The problem> Please report every line from the material that contains the word "value".

Exercise material>
■ ■ ■ ■
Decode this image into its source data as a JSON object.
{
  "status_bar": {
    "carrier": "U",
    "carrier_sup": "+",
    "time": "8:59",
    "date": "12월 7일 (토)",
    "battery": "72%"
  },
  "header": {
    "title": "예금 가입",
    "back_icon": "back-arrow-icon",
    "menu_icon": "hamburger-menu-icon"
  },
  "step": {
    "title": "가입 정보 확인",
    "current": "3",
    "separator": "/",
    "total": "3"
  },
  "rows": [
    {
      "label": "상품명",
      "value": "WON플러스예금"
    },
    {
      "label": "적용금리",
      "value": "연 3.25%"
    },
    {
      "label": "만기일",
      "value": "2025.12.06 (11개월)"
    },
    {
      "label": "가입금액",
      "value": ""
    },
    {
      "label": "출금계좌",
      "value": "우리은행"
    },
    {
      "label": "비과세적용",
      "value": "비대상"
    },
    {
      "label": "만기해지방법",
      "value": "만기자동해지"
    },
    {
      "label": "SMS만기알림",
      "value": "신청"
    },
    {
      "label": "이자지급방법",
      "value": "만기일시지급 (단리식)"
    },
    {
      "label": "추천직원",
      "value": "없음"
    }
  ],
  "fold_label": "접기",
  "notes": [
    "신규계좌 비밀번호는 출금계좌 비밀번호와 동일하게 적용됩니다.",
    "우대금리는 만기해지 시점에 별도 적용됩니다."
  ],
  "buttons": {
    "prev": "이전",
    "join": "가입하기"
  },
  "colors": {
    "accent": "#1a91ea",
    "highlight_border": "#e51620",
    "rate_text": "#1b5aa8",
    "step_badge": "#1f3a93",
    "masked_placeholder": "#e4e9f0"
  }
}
■ ■ ■ ■
Solved exercise>
      "value": "WON플러스예금"
      "value": "연 3.25%"
      "value": "2025.12.06 (11개월)"
      "value": ""
      "value": "우리은행"
      "value": "비대상"
      "value": "만기자동해지"
      "value": "신청"
      "value": "만기일시지급 (단리식)"
      "value": "없음"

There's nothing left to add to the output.